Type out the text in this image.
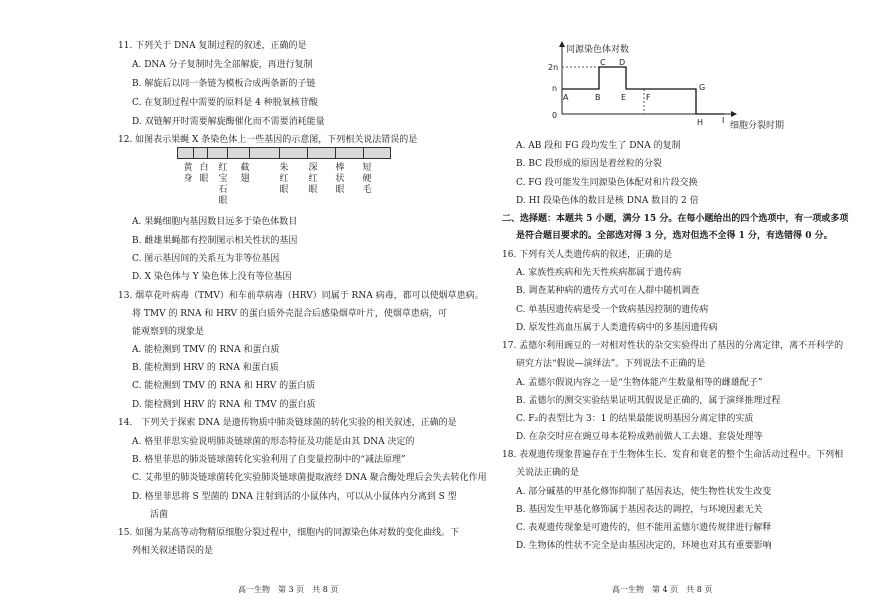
11. 下列关于 DNA 复制过程的叙述，正确的是
A. DNA 分子复制时先全部解旋，再进行复制
B. 解旋后以同一条链为模板合成两条新的子链
C. 在复制过程中需要的原料是 4 种脱氧核苷酸
D. 双链解开时需要解旋酶催化而不需要消耗能量
12. 如图表示果蝇 X 条染色体上一些基因的示意图，下列相关说法错误的是
A. 果蝇细胞内基因数目远多于染色体数目
B. 雌雄果蝇都有控制图示相关性状的基因
C. 图示基因间的关系互为非等位基因
D. X 染色体与 Y 染色体上没有等位基因
13. 烟草花叶病毒（TMV）和车前草病毒（HRV）同属于 RNA 病毒，都可以使烟草患病。
将 TMV 的 RNA 和 HRV 的蛋白质外壳混合后感染烟草叶片，使烟草患病，可
能观察到的现象是
A. 能检测到 TMV 的 RNA 和蛋白质
B. 能检测到 HRV 的 RNA 和蛋白质
C. 能检测到 TMV 的 RNA 和 HRV 的蛋白质
D. 能检测到 HRV 的 RNA 和 TMV 的蛋白质
14.　下列关于探索 DNA 是遗传物质中肺炎链球菌的转化实验的相关叙述，正确的是
A. 格里菲思实验说明肺炎链球菌的形态特征及功能是由其 DNA 决定的
B. 格里菲思的肺炎链球菌转化实验利用了自变量控制中的“减法原理”
C. 艾弗里的肺炎链球菌转化实验肺炎链球菌提取液经 DNA 聚合酶处理后会失去转化作用
D. 格里菲思将 S 型菌的 DNA 注射到活的小鼠体内，可以从小鼠体内分离到 S 型
活菌
15. 如图为某高等动物精原细胞分裂过程中，细胞内的同源染色体对数的变化曲线。下
列相关叙述错误的是
黄身
白眼
红宝石眼
截翅
朱红眼
深红眼
棒状眼
短硬毛
高一生物　第 3 页　共 8 页
同源染色体对数
细胞分裂时期
2n
n
0
A	B
C D
E F
G
H I
A. AB 段和 FG 段均发生了 DNA 的复制
B. BC 段形成的原因是着丝粒的分裂
C. FG 段可能发生同源染色体配对和片段交换
D. HI 段染色体的数目是核 DNA 数目的 2 倍
二、选择题：本题共 5 小题，满分 15 分。在每小题给出的四个选项中，有一项或多项
是符合题目要求的。全部选对得 3 分，选对但选不全得 1 分，有选错得 0 分。
16. 下列有关人类遗传病的叙述，正确的是
A. 家族性疾病和先天性疾病都属于遗传病
B. 调查某种病的遗传方式可在人群中随机调查
C. 单基因遗传病是受一个致病基因控制的遗传病
D. 原发性高血压属于人类遗传病中的多基因遗传病
17. 孟德尔利用豌豆的一对相对性状的杂交实验得出了基因的分离定律，离不开科学的
研究方法“假说—演绎法”。下列说法不正确的是
A. 孟德尔假说内容之一是“生物体能产生数量相等的雌雄配子”
B. 孟德尔的测交实验结果证明其假说是正确的，属于演绎推理过程
C. F₂的表型比为 3：1 的结果最能说明基因分离定律的实质
D. 在杂交时应在豌豆母本花粉成熟前做人工去雄、套袋处理等
18. 表观遗传现象普遍存在于生物体生长、发育和衰老的整个生命活动过程中。下列相
关说法正确的是
A. 部分碱基的甲基化修饰抑制了基因表达，使生物性状发生改变
B. 基因发生甲基化修饰属于基因表达的调控，与环境因素无关
C. 表观遗传现象是可遗传的，但不能用孟德尔遗传规律进行解释
D. 生物体的性状不完全是由基因决定的，环境也对其有重要影响
高一生物　第 4 页　共 8 页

- - - - - - -

§ Objective
Return all of the entries exactly as written, but drop any pictures they hold.

§ Result of the exercise
Type out the text in this image.
11. 下列关于 DNA 复制过程的叙述，正确的是
A. DNA 分子复制时先全部解旋，再进行复制
B. 解旋后以同一条链为模板合成两条新的子链
C. 在复制过程中需要的原料是 4 种脱氧核苷酸
D. 双链解开时需要解旋酶催化而不需要消耗能量
12. 如图表示果蝇 X 条染色体上一些基因的示意图，下列相关说法错误的是
A. 果蝇细胞内基因数目远多于染色体数目
B. 雌雄果蝇都有控制图示相关性状的基因
C. 图示基因间的关系互为非等位基因
D. X 染色体与 Y 染色体上没有等位基因
13. 烟草花叶病毒（TMV）和车前草病毒（HRV）同属于 RNA 病毒，都可以使烟草患病。
将 TMV 的 RNA 和 HRV 的蛋白质外壳混合后感染烟草叶片，使烟草患病，可
能观察到的现象是
A. 能检测到 TMV 的 RNA 和蛋白质
B. 能检测到 HRV 的 RNA 和蛋白质
C. 能检测到 TMV 的 RNA 和 HRV 的蛋白质
D. 能检测到 HRV 的 RNA 和 TMV 的蛋白质
14.　下列关于探索 DNA 是遗传物质中肺炎链球菌的转化实验的相关叙述，正确的是
A. 格里菲思实验说明肺炎链球菌的形态特征及功能是由其 DNA 决定的
B. 格里菲思的肺炎链球菌转化实验利用了自变量控制中的“减法原理”
C. 艾弗里的肺炎链球菌转化实验肺炎链球菌提取液经 DNA 聚合酶处理后会失去转化作用
D. 格里菲思将 S 型菌的 DNA 注射到活的小鼠体内，可以从小鼠体内分离到 S 型
活菌
15. 如图为某高等动物精原细胞分裂过程中，细胞内的同源染色体对数的变化曲线。下
列相关叙述错误的是
黄身
白眼
红宝石眼
截翅
朱红眼
深红眼
棒状眼
短硬毛
高一生物　第 3 页　共 8 页
同源染色体对数
细胞分裂时期
2n
n
0
A	B
C D
E F
G
H I
A. AB 段和 FG 段均发生了 DNA 的复制
B. BC 段形成的原因是着丝粒的分裂
C. FG 段可能发生同源染色体配对和片段交换
D. HI 段染色体的数目是核 DNA 数目的 2 倍
二、选择题：本题共 5 小题，满分 15 分。在每小题给出的四个选项中，有一项或多项
是符合题目要求的。全部选对得 3 分，选对但选不全得 1 分，有选错得 0 分。
16. 下列有关人类遗传病的叙述，正确的是
A. 家族性疾病和先天性疾病都属于遗传病
B. 调查某种病的遗传方式可在人群中随机调查
C. 单基因遗传病是受一个致病基因控制的遗传病
D. 原发性高血压属于人类遗传病中的多基因遗传病
17. 孟德尔利用豌豆的一对相对性状的杂交实验得出了基因的分离定律，离不开科学的
研究方法“假说—演绎法”。下列说法不正确的是
A. 孟德尔假说内容之一是“生物体能产生数量相等的雌雄配子”
B. 孟德尔的测交实验结果证明其假说是正确的，属于演绎推理过程
C. F₂的表型比为 3：1 的结果最能说明基因分离定律的实质
D. 在杂交时应在豌豆母本花粉成熟前做人工去雄、套袋处理等
18. 表观遗传现象普遍存在于生物体生长、发育和衰老的整个生命活动过程中。下列相
关说法正确的是
A. 部分碱基的甲基化修饰抑制了基因表达，使生物性状发生改变
B. 基因发生甲基化修饰属于基因表达的调控，与环境因素无关
C. 表观遗传现象是可遗传的，但不能用孟德尔遗传规律进行解释
D. 生物体的性状不完全是由基因决定的，环境也对其有重要影响
高一生物　第 4 页　共 8 页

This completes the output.